** SHORT PROBLEM **
Scan the data below. Pull out each line where "files" occurs.

Dataset items:
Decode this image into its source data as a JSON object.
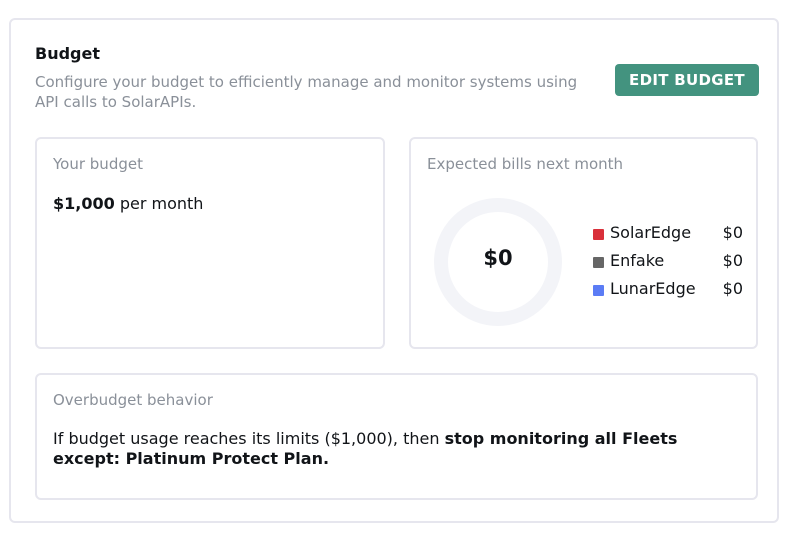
{
  "budget": {
    "title": "Budget",
    "description": "Configure your budget to efficiently manage and monitor systems using API calls to SolarAPIs.",
    "edit_label": "EDIT BUDGET"
  },
  "your_budget": {
    "label": "Your budget",
    "amount": "$1,000",
    "period": " per month"
  },
  "bills": {
    "label": "Expected bills next month",
    "total": "$0",
    "items": [
      {
        "name": "SolarEdge",
        "value": "$0",
        "color": "#d9303a"
      },
      {
        "name": "Enfake",
        "value": "$0",
        "color": "#666666"
      },
      {
        "name": "LunarEdge",
        "value": "$0",
        "color": "#5b7cf5"
      }
    ]
  },
  "overbudget": {
    "label": "Overbudget behavior",
    "text_prefix": "If budget usage reaches its limits ($1,000), then ",
    "text_strong": "stop monitoring all Fleets except: Platinum Protect Plan."
  },
  "colors": {
    "accent": "#43937f",
    "muted_text": "#8a9099",
    "border": "#e6e6ee",
    "donut_track": "#f3f4f8"
  }
}
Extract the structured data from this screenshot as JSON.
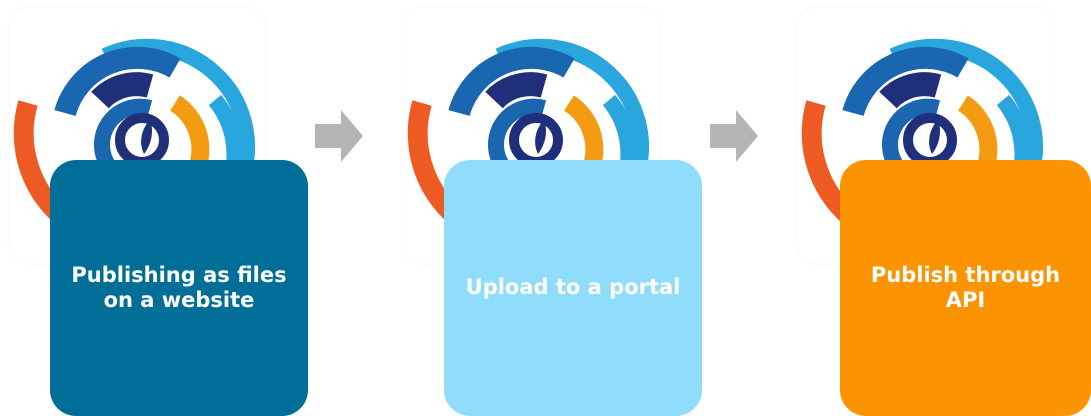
{
  "steps": [
    {
      "label": "Publishing as files\non a website",
      "color": "#006e96"
    },
    {
      "label": "Upload to a portal",
      "color": "#8fdcfb"
    },
    {
      "label": "Publish through\nAPI",
      "color": "#fb9400"
    }
  ],
  "colors": {
    "arrow": "#b5b5b5",
    "logo_light_blue": "#2aa6de",
    "logo_mid_blue": "#1a66b0",
    "logo_navy": "#1f2f7a",
    "logo_orange": "#f39c13",
    "logo_red_orange": "#ee5a24"
  },
  "icons": [
    "data-logo-icon",
    "arrow-right-icon"
  ]
}
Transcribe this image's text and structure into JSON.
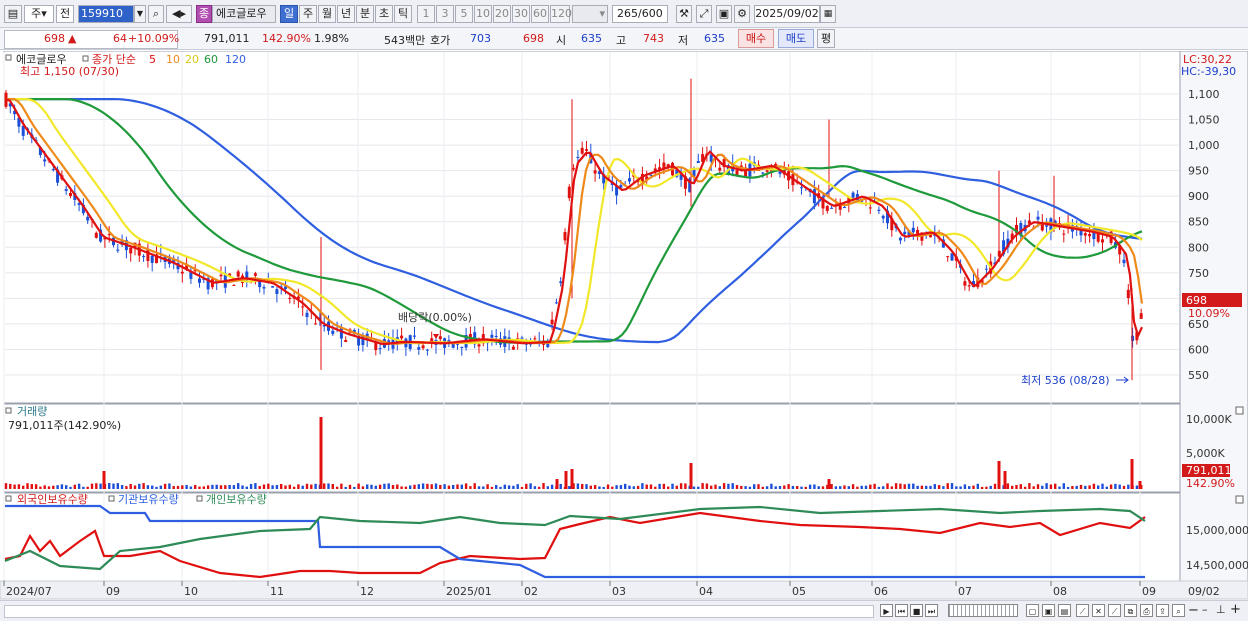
{
  "toolbar": {
    "market_type": "주",
    "prev_label": "전",
    "code": "159910",
    "name": "에코글로우",
    "jong_badge": "종",
    "periods": [
      "일",
      "주",
      "월",
      "년",
      "분",
      "초",
      "틱"
    ],
    "active_period": "일",
    "intervals": [
      "1",
      "3",
      "5",
      "10",
      "20",
      "30",
      "60",
      "120"
    ],
    "count_value": "265",
    "count_max": "/600",
    "date_value": "2025/09/02"
  },
  "quote": {
    "price": "698",
    "change_mark": "▲",
    "change": "64",
    "change_rate": "+10.09%",
    "volume": "791,011",
    "volume_ratio": "142.90%",
    "turnover": "1.98%",
    "amount": "543백만",
    "hoga_label": "호가",
    "ask": "703",
    "bid": "698",
    "open_label": "시",
    "open": "635",
    "high_label": "고",
    "high": "743",
    "low_label": "저",
    "low": "635",
    "buy_label": "매수",
    "sell_label": "매도",
    "pyeong_label": "평"
  },
  "price_panel": {
    "legend_name": "에코글로우",
    "legend_ma": "종가 단순",
    "ma_periods": [
      "5",
      "10",
      "20",
      "60",
      "120"
    ],
    "ma_colors": [
      "#e01010",
      "#ee8a1a",
      "#f2e82a",
      "#1f9a3a",
      "#2f5fe0"
    ],
    "highest_label": "최고 1,150 (07/30)",
    "lowest_label": "최저 536 (08/28)",
    "dividend_label": "배당락(0.00%)",
    "lc_label": "LC:30,22",
    "hc_label": "HC:-39,30",
    "current_price_tag": "698",
    "current_rate_tag": "10.09%",
    "y_ticks": [
      "1,100",
      "1,050",
      "1,000",
      "950",
      "900",
      "850",
      "800",
      "750",
      "700",
      "650",
      "600",
      "550"
    ]
  },
  "volume_panel": {
    "title": "거래량",
    "summary": "791,011주(142.90%)",
    "y_ticks": [
      "10,000K",
      "5,000K"
    ],
    "current_tag": "791,011",
    "rate_tag": "142.90%"
  },
  "holding_panel": {
    "series": [
      "외국인보유수량",
      "기관보유수량",
      "개인보유수량"
    ],
    "colors": [
      "#e01010",
      "#2f5fe0",
      "#2e8b57"
    ],
    "y_ticks": [
      "15,000,000",
      "14,500,000"
    ]
  },
  "x_axis": {
    "labels": [
      "2024/07",
      "09",
      "10",
      "11",
      "12",
      "2025/01",
      "02",
      "03",
      "04",
      "05",
      "06",
      "07",
      "08",
      "09"
    ],
    "right_label": "09/02"
  }
}
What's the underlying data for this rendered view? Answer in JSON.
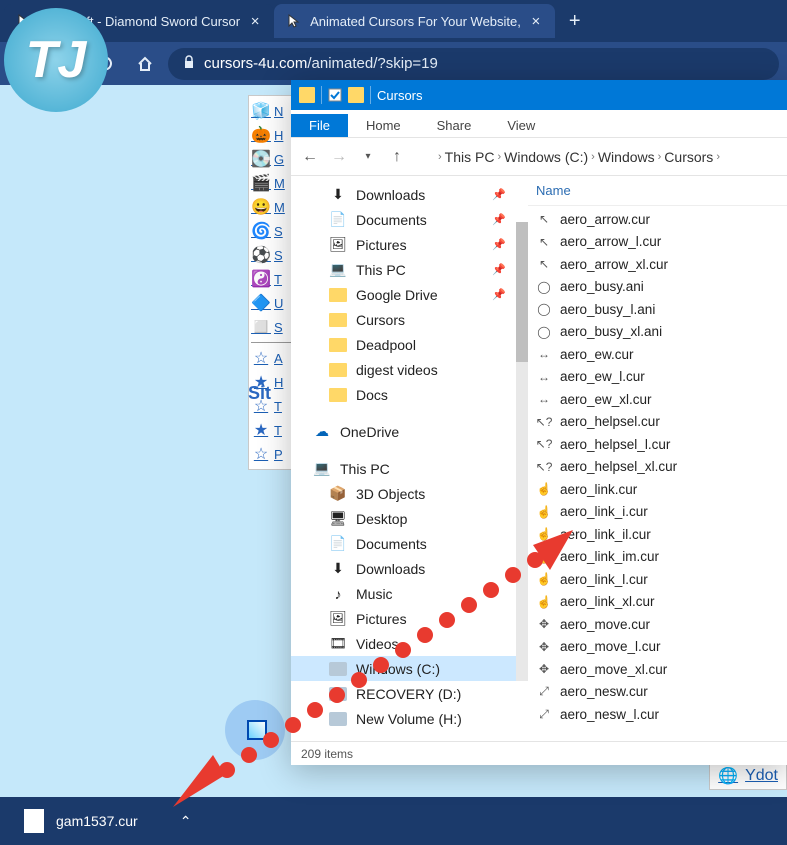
{
  "browser": {
    "tabs": [
      {
        "title": "Minecraft - Diamond Sword Cursor",
        "active": false
      },
      {
        "title": "Animated Cursors For Your Website,",
        "active": true
      }
    ],
    "url_prefix": "cursors-4u.com",
    "url_path": "/animated/?skip=19"
  },
  "sidebar_links": [
    {
      "glyph": "🧊",
      "txt": "N"
    },
    {
      "glyph": "🎃",
      "txt": "H"
    },
    {
      "glyph": "💽",
      "txt": "G"
    },
    {
      "glyph": "🎬",
      "txt": "M"
    },
    {
      "glyph": "😀",
      "txt": "M"
    },
    {
      "glyph": "🌀",
      "txt": "S"
    },
    {
      "glyph": "⚽",
      "txt": "S"
    },
    {
      "glyph": "☯️",
      "txt": "T"
    },
    {
      "glyph": "🔷",
      "txt": "U"
    },
    {
      "glyph": "◻️",
      "txt": "S"
    }
  ],
  "sidebar_stars": [
    {
      "s": "☆",
      "txt": "A"
    },
    {
      "s": "★",
      "txt": "H"
    },
    {
      "s": "☆",
      "txt": "T"
    },
    {
      "s": "★",
      "txt": "T"
    },
    {
      "s": "☆",
      "txt": "P"
    }
  ],
  "sit_label": "Sit",
  "ydot_label": "Ydot",
  "download": {
    "filename": "gam1537.cur"
  },
  "explorer": {
    "title": "Cursors",
    "ribbon_tabs": [
      "File",
      "Home",
      "Share",
      "View"
    ],
    "crumbs": [
      "This PC",
      "Windows (C:)",
      "Windows",
      "Cursors"
    ],
    "quick_access": [
      {
        "label": "Downloads",
        "icon": "⬇",
        "pin": true
      },
      {
        "label": "Documents",
        "icon": "📄",
        "pin": true
      },
      {
        "label": "Pictures",
        "icon": "🖼",
        "pin": true
      },
      {
        "label": "This PC",
        "icon": "💻",
        "pin": true
      },
      {
        "label": "Google Drive",
        "icon": "folder",
        "pin": true
      },
      {
        "label": "Cursors",
        "icon": "folder",
        "pin": false
      },
      {
        "label": "Deadpool",
        "icon": "folder",
        "pin": false
      },
      {
        "label": "digest videos",
        "icon": "folder",
        "pin": false
      },
      {
        "label": "Docs",
        "icon": "folder",
        "pin": false
      }
    ],
    "onedrive_label": "OneDrive",
    "thispc_label": "This PC",
    "thispc_items": [
      {
        "label": "3D Objects",
        "icon": "📦"
      },
      {
        "label": "Desktop",
        "icon": "🖥"
      },
      {
        "label": "Documents",
        "icon": "📄"
      },
      {
        "label": "Downloads",
        "icon": "⬇"
      },
      {
        "label": "Music",
        "icon": "♪"
      },
      {
        "label": "Pictures",
        "icon": "🖼"
      },
      {
        "label": "Videos",
        "icon": "🎞"
      },
      {
        "label": "Windows (C:)",
        "icon": "drive",
        "selected": true
      },
      {
        "label": "RECOVERY (D:)",
        "icon": "drive"
      },
      {
        "label": "New Volume (H:)",
        "icon": "drive"
      }
    ],
    "column_name": "Name",
    "files": [
      {
        "n": "aero_arrow.cur",
        "g": "↖"
      },
      {
        "n": "aero_arrow_l.cur",
        "g": "↖"
      },
      {
        "n": "aero_arrow_xl.cur",
        "g": "↖"
      },
      {
        "n": "aero_busy.ani",
        "g": "◯"
      },
      {
        "n": "aero_busy_l.ani",
        "g": "◯"
      },
      {
        "n": "aero_busy_xl.ani",
        "g": "◯"
      },
      {
        "n": "aero_ew.cur",
        "g": "↔"
      },
      {
        "n": "aero_ew_l.cur",
        "g": "↔"
      },
      {
        "n": "aero_ew_xl.cur",
        "g": "↔"
      },
      {
        "n": "aero_helpsel.cur",
        "g": "↖?"
      },
      {
        "n": "aero_helpsel_l.cur",
        "g": "↖?"
      },
      {
        "n": "aero_helpsel_xl.cur",
        "g": "↖?"
      },
      {
        "n": "aero_link.cur",
        "g": "☝"
      },
      {
        "n": "aero_link_i.cur",
        "g": "☝"
      },
      {
        "n": "aero_link_il.cur",
        "g": "☝"
      },
      {
        "n": "aero_link_im.cur",
        "g": "☝"
      },
      {
        "n": "aero_link_l.cur",
        "g": "☝"
      },
      {
        "n": "aero_link_xl.cur",
        "g": "☝"
      },
      {
        "n": "aero_move.cur",
        "g": "✥"
      },
      {
        "n": "aero_move_l.cur",
        "g": "✥"
      },
      {
        "n": "aero_move_xl.cur",
        "g": "✥"
      },
      {
        "n": "aero_nesw.cur",
        "g": "⤢"
      },
      {
        "n": "aero_nesw_l.cur",
        "g": "⤢"
      }
    ],
    "status": "209 items"
  }
}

** SOLUTION TO THE PROBLEM **
      "label": "Publishing as files\non a website",
    "files": [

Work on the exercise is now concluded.